[Collection entries]

#####

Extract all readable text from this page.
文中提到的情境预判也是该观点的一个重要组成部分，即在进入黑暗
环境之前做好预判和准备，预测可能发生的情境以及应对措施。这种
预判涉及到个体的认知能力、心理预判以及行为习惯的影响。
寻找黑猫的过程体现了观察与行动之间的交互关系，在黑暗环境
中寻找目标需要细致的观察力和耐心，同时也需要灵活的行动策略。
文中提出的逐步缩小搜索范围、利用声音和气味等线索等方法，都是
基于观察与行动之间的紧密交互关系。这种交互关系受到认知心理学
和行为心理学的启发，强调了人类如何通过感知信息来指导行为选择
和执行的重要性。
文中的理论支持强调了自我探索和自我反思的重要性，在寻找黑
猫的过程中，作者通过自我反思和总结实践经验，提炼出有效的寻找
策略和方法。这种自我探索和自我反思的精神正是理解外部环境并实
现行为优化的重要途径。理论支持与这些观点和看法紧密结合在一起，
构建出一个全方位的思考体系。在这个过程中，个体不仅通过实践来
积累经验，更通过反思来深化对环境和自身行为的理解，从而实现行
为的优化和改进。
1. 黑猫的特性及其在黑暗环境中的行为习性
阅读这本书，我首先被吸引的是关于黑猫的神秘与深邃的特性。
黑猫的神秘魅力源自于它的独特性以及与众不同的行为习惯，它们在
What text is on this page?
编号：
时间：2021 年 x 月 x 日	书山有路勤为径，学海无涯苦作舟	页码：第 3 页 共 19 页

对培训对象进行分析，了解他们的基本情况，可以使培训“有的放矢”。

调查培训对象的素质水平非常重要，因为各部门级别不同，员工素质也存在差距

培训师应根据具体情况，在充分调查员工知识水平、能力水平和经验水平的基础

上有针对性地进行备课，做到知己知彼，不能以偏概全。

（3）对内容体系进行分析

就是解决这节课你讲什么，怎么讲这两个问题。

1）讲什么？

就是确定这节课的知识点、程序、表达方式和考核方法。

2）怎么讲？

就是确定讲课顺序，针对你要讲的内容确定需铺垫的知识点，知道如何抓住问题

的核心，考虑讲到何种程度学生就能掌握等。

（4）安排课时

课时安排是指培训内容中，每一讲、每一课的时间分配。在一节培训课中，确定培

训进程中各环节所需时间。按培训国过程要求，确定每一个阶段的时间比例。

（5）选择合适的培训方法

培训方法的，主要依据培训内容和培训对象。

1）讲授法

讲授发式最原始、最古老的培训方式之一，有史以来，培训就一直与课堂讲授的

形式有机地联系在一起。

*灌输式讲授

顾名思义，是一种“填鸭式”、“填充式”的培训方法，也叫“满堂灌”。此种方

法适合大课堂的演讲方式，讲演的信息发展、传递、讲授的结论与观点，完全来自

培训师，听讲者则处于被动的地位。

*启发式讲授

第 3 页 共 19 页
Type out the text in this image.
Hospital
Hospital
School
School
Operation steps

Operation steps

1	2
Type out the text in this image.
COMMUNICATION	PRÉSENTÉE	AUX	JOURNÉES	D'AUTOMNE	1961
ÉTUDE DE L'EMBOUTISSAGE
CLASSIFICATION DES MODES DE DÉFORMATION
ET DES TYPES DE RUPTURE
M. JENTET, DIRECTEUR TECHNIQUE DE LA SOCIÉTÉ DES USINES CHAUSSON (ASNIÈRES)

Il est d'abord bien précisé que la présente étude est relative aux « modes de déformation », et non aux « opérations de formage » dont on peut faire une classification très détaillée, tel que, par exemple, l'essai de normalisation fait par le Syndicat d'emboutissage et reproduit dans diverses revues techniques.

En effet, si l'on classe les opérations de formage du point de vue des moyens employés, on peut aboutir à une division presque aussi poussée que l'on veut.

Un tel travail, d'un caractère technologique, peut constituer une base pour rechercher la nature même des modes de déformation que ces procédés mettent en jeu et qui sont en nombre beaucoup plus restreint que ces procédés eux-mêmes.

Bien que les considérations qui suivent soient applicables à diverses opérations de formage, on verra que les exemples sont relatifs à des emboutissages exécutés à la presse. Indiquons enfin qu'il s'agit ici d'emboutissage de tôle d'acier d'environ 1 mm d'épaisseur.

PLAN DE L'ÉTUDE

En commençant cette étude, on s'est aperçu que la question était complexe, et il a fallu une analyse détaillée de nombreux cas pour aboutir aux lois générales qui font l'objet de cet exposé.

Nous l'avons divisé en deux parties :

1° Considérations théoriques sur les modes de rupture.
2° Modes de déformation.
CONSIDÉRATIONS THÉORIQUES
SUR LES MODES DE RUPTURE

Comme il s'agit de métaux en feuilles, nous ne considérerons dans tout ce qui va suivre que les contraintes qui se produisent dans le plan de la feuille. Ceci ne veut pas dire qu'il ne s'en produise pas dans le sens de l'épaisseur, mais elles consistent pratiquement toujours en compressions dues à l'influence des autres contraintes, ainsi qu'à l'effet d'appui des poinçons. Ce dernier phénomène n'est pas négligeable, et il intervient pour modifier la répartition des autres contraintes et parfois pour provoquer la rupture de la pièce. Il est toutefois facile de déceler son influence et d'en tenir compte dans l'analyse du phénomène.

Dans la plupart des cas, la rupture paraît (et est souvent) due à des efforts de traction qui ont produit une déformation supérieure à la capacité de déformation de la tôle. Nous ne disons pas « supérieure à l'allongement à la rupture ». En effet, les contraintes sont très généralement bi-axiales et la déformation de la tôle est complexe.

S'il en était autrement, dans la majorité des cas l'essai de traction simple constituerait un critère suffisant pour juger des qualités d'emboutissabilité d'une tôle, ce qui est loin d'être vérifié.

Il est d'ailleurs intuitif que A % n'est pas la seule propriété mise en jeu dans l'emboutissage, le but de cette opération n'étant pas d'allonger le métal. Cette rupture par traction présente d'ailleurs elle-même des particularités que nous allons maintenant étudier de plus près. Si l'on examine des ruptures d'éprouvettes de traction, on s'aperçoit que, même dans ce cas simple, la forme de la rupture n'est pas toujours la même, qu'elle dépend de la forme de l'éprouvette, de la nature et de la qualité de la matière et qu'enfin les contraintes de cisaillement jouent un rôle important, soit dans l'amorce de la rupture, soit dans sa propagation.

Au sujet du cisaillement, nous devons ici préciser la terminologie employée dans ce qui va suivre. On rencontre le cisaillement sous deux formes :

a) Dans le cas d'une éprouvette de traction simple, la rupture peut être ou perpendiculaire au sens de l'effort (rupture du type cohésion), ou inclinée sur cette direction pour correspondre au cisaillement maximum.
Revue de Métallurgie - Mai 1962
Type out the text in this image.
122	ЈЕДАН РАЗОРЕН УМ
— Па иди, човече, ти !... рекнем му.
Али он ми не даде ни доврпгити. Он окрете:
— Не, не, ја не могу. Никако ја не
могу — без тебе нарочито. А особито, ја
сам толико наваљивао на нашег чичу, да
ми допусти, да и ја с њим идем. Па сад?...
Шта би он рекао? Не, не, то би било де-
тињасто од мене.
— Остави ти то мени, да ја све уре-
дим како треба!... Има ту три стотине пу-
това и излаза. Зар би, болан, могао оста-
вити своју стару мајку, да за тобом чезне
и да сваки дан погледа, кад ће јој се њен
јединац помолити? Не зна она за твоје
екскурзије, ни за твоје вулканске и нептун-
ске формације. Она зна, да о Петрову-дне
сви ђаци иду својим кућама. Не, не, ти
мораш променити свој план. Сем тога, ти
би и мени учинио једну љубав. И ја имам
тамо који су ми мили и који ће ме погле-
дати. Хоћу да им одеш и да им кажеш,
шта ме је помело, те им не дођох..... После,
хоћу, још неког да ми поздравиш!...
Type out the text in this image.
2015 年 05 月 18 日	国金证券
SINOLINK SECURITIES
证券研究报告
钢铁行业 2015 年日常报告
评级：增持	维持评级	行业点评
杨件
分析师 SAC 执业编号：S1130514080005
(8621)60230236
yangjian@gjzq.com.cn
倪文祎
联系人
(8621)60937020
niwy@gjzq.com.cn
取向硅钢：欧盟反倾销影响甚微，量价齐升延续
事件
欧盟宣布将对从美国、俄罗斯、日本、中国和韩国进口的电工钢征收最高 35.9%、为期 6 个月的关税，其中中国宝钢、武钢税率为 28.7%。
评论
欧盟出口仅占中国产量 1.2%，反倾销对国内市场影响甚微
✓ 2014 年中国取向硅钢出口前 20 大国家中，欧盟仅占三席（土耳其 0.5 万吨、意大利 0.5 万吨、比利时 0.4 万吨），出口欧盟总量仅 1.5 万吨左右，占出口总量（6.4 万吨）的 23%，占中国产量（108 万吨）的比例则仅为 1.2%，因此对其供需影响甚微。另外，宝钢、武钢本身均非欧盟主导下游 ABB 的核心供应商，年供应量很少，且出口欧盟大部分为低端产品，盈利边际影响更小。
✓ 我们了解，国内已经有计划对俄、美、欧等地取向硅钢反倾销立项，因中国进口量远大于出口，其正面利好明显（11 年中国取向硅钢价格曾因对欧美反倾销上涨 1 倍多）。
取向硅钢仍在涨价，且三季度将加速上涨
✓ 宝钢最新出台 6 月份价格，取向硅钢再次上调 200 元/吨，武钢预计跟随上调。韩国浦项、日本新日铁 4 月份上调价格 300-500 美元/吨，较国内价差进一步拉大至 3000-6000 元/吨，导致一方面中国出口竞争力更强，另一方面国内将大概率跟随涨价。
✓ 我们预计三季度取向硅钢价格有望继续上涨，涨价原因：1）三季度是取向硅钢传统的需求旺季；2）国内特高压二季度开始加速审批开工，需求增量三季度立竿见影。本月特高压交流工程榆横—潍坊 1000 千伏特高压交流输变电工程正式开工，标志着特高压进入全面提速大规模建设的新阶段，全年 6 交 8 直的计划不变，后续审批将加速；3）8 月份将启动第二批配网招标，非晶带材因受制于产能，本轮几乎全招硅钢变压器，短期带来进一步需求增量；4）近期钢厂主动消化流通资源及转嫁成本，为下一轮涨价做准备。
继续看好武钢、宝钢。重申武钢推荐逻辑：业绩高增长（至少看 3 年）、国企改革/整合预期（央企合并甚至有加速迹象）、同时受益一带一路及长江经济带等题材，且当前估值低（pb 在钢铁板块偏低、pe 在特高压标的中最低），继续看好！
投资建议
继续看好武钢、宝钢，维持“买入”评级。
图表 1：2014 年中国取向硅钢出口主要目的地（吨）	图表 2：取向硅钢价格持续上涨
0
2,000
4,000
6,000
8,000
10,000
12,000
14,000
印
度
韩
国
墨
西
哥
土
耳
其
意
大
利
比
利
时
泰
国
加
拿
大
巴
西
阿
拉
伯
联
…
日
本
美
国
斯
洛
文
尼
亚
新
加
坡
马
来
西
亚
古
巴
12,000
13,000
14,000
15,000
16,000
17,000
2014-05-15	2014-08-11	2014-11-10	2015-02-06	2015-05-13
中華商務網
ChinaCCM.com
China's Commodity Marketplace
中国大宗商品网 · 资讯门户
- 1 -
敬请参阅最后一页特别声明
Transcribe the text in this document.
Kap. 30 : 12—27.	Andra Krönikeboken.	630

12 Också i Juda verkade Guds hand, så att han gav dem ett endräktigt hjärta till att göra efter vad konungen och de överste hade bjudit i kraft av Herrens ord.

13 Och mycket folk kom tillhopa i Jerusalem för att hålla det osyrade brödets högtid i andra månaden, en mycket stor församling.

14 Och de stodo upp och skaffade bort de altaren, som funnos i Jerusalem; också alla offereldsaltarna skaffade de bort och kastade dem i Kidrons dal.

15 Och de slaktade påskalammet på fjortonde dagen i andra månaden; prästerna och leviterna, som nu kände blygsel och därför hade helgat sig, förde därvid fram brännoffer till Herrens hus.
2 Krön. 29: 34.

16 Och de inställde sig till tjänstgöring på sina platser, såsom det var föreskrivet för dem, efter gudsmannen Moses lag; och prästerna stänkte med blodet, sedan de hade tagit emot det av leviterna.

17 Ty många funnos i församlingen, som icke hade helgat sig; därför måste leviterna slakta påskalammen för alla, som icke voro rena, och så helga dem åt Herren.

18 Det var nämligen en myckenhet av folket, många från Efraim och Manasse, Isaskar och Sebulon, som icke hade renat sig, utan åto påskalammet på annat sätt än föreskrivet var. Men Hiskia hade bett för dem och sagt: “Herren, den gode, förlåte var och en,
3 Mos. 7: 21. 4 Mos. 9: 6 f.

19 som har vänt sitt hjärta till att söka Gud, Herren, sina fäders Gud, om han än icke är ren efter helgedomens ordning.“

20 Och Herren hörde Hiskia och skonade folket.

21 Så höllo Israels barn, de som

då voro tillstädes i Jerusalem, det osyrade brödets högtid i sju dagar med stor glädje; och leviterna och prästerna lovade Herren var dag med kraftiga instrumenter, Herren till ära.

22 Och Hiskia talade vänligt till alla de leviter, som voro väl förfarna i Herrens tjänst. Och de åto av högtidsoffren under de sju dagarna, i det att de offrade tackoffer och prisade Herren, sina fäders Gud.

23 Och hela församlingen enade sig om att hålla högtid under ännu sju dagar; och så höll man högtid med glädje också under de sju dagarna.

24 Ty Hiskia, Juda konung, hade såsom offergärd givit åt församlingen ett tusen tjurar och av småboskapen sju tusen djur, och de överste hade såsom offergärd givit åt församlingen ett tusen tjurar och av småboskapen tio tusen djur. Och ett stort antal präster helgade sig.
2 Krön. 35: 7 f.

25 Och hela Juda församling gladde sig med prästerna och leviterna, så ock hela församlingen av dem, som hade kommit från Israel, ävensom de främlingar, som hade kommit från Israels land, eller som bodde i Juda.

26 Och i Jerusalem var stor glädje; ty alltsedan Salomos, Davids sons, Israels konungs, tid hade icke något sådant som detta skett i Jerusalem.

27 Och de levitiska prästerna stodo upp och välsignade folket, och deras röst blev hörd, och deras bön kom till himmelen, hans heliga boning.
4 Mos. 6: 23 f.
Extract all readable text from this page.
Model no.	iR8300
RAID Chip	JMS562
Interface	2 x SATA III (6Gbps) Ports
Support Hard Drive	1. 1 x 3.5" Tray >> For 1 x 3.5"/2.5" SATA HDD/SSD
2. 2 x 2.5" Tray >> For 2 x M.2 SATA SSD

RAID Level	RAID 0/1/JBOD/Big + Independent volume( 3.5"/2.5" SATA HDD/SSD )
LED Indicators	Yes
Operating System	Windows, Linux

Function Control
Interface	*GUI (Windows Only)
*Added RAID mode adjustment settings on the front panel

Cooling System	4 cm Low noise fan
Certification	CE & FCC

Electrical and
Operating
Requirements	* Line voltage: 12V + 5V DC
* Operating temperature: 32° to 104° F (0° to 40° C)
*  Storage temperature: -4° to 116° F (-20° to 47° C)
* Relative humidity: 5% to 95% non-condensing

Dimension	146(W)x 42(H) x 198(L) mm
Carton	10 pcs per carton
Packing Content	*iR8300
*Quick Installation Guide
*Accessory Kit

#####

■ **WRITTEN TASK**: From the material given, work out how many lines hold the string "aboutir"; state that number and nothing further.

■ **ANSWER**: 2